§ **Short task**
All of the material below is to be repeated exactly.

§ **Data extract**
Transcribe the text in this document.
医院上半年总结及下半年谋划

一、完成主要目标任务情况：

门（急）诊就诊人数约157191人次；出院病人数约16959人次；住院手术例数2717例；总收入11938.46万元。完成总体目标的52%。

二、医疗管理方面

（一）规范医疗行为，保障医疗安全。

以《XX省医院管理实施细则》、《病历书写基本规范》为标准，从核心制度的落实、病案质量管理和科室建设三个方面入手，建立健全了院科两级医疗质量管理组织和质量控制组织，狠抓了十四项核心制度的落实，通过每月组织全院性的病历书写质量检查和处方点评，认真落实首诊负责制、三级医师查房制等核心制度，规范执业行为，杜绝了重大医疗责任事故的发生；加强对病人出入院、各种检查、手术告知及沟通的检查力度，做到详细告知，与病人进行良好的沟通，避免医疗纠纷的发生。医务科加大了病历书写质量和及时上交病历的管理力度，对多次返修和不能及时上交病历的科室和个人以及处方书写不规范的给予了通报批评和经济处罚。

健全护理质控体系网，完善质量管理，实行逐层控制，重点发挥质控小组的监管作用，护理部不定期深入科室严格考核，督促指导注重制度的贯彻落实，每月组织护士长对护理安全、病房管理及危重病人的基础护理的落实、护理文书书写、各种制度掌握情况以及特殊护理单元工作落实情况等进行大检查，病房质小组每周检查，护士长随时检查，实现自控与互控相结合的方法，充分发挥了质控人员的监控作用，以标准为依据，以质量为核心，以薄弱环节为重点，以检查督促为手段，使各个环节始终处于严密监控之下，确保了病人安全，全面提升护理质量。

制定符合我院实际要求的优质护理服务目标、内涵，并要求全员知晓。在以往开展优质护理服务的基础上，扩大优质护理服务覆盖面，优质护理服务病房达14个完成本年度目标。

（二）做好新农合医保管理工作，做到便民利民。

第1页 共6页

§ **Response to the task**
Transcribe the text in this document.
医院上半年总结及下半年谋划

一、完成主要目标任务情况：

门（急）诊就诊人数约157191人次；出院病人数约16959人次；住院手术例数2717例；总收入11938.46万元。完成总体目标的52%。

二、医疗管理方面

（一）规范医疗行为，保障医疗安全。

以《XX省医院管理实施细则》、《病历书写基本规范》为标准，从核心制度的落实、病案质量管理和科室建设三个方面入手，建立健全了院科两级医疗质量管理组织和质量控制组织，狠抓了十四项核心制度的落实，通过每月组织全院性的病历书写质量检查和处方点评，认真落实首诊负责制、三级医师查房制等核心制度，规范执业行为，杜绝了重大医疗责任事故的发生；加强对病人出入院、各种检查、手术告知及沟通的检查力度，做到详细告知，与病人进行良好的沟通，避免医疗纠纷的发生。医务科加大了病历书写质量和及时上交病历的管理力度，对多次返修和不能及时上交病历的科室和个人以及处方书写不规范的给予了通报批评和经济处罚。

健全护理质控体系网，完善质量管理，实行逐层控制，重点发挥质控小组的监管作用，护理部不定期深入科室严格考核，督促指导注重制度的贯彻落实，每月组织护士长对护理安全、病房管理及危重病人的基础护理的落实、护理文书书写、各种制度掌握情况以及特殊护理单元工作落实情况等进行大检查，病房质小组每周检查，护士长随时检查，实现自控与互控相结合的方法，充分发挥了质控人员的监控作用，以标准为依据，以质量为核心，以薄弱环节为重点，以检查督促为手段，使各个环节始终处于严密监控之下，确保了病人安全，全面提升护理质量。

制定符合我院实际要求的优质护理服务目标、内涵，并要求全员知晓。在以往开展优质护理服务的基础上，扩大优质护理服务覆盖面，优质护理服务病房达14个完成本年度目标。

（二）做好新农合医保管理工作，做到便民利民。

第1页 共6页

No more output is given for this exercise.